[Dataset records]
BEGIN

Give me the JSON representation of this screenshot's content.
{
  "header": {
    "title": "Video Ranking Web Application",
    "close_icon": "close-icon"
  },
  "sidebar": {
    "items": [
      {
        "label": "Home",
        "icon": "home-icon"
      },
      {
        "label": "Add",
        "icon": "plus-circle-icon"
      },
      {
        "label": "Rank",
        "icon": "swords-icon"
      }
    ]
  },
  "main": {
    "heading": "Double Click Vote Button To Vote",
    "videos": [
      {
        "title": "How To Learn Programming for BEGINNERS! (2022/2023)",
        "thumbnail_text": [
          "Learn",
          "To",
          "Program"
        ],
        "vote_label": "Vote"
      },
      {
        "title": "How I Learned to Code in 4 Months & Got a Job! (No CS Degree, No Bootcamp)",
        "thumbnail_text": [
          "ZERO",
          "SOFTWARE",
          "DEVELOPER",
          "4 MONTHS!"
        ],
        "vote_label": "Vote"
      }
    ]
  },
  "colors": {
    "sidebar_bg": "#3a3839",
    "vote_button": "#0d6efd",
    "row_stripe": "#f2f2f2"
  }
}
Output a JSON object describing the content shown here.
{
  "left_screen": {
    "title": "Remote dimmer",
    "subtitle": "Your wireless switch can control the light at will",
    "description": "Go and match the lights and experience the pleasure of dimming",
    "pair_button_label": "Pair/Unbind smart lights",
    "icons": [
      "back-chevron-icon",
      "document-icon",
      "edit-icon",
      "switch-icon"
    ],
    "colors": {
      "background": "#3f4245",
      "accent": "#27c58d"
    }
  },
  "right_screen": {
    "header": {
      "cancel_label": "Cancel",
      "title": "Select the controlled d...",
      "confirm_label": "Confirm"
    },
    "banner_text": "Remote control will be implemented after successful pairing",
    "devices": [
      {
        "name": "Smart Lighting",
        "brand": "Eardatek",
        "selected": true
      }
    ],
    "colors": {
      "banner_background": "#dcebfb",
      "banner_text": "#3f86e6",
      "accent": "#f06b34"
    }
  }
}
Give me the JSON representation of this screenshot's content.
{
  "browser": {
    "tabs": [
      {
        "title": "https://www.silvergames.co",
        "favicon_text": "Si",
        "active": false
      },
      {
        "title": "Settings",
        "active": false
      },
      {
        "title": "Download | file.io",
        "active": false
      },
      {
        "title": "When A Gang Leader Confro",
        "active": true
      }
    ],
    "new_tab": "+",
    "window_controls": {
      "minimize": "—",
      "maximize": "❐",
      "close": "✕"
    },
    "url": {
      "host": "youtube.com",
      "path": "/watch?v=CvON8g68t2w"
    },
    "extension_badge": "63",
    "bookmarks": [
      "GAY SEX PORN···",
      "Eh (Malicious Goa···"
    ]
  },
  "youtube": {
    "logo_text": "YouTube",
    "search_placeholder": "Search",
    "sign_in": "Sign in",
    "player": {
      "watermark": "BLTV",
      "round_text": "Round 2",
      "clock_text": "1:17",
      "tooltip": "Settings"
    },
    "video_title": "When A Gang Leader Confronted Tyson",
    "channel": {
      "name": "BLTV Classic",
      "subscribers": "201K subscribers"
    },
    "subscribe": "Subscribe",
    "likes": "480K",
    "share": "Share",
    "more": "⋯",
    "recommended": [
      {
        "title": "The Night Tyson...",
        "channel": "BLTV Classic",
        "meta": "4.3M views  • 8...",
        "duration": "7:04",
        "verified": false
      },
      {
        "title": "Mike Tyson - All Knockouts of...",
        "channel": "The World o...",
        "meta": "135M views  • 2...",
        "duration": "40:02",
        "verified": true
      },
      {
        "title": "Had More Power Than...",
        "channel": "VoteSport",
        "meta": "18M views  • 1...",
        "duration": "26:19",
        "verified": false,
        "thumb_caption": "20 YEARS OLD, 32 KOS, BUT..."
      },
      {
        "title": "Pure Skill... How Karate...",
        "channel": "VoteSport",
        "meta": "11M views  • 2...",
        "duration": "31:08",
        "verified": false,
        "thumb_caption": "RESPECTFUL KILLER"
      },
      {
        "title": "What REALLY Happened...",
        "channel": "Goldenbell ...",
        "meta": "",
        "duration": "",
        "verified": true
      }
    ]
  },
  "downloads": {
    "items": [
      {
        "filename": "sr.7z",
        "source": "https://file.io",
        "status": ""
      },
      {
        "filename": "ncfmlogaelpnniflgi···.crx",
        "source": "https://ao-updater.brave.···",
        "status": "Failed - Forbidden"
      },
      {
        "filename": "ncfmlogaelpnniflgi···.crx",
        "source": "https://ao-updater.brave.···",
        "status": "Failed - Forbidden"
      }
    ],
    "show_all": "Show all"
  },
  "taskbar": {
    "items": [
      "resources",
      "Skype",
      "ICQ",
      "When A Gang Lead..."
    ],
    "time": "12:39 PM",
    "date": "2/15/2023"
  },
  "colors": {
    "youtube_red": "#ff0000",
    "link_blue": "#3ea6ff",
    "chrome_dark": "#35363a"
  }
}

END

Write all of the records out again exactly.

— Response below —
Give me the JSON representation of this screenshot's content.
{
  "header": {
    "title": "Video Ranking Web Application",
    "close_icon": "close-icon"
  },
  "sidebar": {
    "items": [
      {
        "label": "Home",
        "icon": "home-icon"
      },
      {
        "label": "Add",
        "icon": "plus-circle-icon"
      },
      {
        "label": "Rank",
        "icon": "swords-icon"
      }
    ]
  },
  "main": {
    "heading": "Double Click Vote Button To Vote",
    "videos": [
      {
        "title": "How To Learn Programming for BEGINNERS! (2022/2023)",
        "thumbnail_text": [
          "Learn",
          "To",
          "Program"
        ],
        "vote_label": "Vote"
      },
      {
        "title": "How I Learned to Code in 4 Months & Got a Job! (No CS Degree, No Bootcamp)",
        "thumbnail_text": [
          "ZERO",
          "SOFTWARE",
          "DEVELOPER",
          "4 MONTHS!"
        ],
        "vote_label": "Vote"
      }
    ]
  },
  "colors": {
    "sidebar_bg": "#3a3839",
    "vote_button": "#0d6efd",
    "row_stripe": "#f2f2f2"
  }
}
Output a JSON object describing the content shown here.
{
  "left_screen": {
    "title": "Remote dimmer",
    "subtitle": "Your wireless switch can control the light at will",
    "description": "Go and match the lights and experience the pleasure of dimming",
    "pair_button_label": "Pair/Unbind smart lights",
    "icons": [
      "back-chevron-icon",
      "document-icon",
      "edit-icon",
      "switch-icon"
    ],
    "colors": {
      "background": "#3f4245",
      "accent": "#27c58d"
    }
  },
  "right_screen": {
    "header": {
      "cancel_label": "Cancel",
      "title": "Select the controlled d...",
      "confirm_label": "Confirm"
    },
    "banner_text": "Remote control will be implemented after successful pairing",
    "devices": [
      {
        "name": "Smart Lighting",
        "brand": "Eardatek",
        "selected": true
      }
    ],
    "colors": {
      "banner_background": "#dcebfb",
      "banner_text": "#3f86e6",
      "accent": "#f06b34"
    }
  }
}
Give me the JSON representation of this screenshot's content.
{
  "browser": {
    "tabs": [
      {
        "title": "https://www.silvergames.co",
        "favicon_text": "Si",
        "active": false
      },
      {
        "title": "Settings",
        "active": false
      },
      {
        "title": "Download | file.io",
        "active": false
      },
      {
        "title": "When A Gang Leader Confro",
        "active": true
      }
    ],
    "new_tab": "+",
    "window_controls": {
      "minimize": "—",
      "maximize": "❐",
      "close": "✕"
    },
    "url": {
      "host": "youtube.com",
      "path": "/watch?v=CvON8g68t2w"
    },
    "extension_badge": "63",
    "bookmarks": [
      "GAY SEX PORN···",
      "Eh (Malicious Goa···"
    ]
  },
  "youtube": {
    "logo_text": "YouTube",
    "search_placeholder": "Search",
    "sign_in": "Sign in",
    "player": {
      "watermark": "BLTV",
      "round_text": "Round 2",
      "clock_text": "1:17",
      "tooltip": "Settings"
    },
    "video_title": "When A Gang Leader Confronted Tyson",
    "channel": {
      "name": "BLTV Classic",
      "subscribers": "201K subscribers"
    },
    "subscribe": "Subscribe",
    "likes": "480K",
    "share": "Share",
    "more": "⋯",
    "recommended": [
      {
        "title": "The Night Tyson...",
        "channel": "BLTV Classic",
        "meta": "4.3M views  • 8...",
        "duration": "7:04",
        "verified": false
      },
      {
        "title": "Mike Tyson - All Knockouts of...",
        "channel": "The World o...",
        "meta": "135M views  • 2...",
        "duration": "40:02",
        "verified": true
      },
      {
        "title": "Had More Power Than...",
        "channel": "VoteSport",
        "meta": "18M views  • 1...",
        "duration": "26:19",
        "verified": false,
        "thumb_caption": "20 YEARS OLD, 32 KOS, BUT..."
      },
      {
        "title": "Pure Skill... How Karate...",
        "channel": "VoteSport",
        "meta": "11M views  • 2...",
        "duration": "31:08",
        "verified": false,
        "thumb_caption": "RESPECTFUL KILLER"
      },
      {
        "title": "What REALLY Happened...",
        "channel": "Goldenbell ...",
        "meta": "",
        "duration": "",
        "verified": true
      }
    ]
  },
  "downloads": {
    "items": [
      {
        "filename": "sr.7z",
        "source": "https://file.io",
        "status": ""
      },
      {
        "filename": "ncfmlogaelpnniflgi···.crx",
        "source": "https://ao-updater.brave.···",
        "status": "Failed - Forbidden"
      },
      {
        "filename": "ncfmlogaelpnniflgi···.crx",
        "source": "https://ao-updater.brave.···",
        "status": "Failed - Forbidden"
      }
    ],
    "show_all": "Show all"
  },
  "taskbar": {
    "items": [
      "resources",
      "Skype",
      "ICQ",
      "When A Gang Lead..."
    ],
    "time": "12:39 PM",
    "date": "2/15/2023"
  },
  "colors": {
    "youtube_red": "#ff0000",
    "link_blue": "#3ea6ff",
    "chrome_dark": "#35363a"
  }
}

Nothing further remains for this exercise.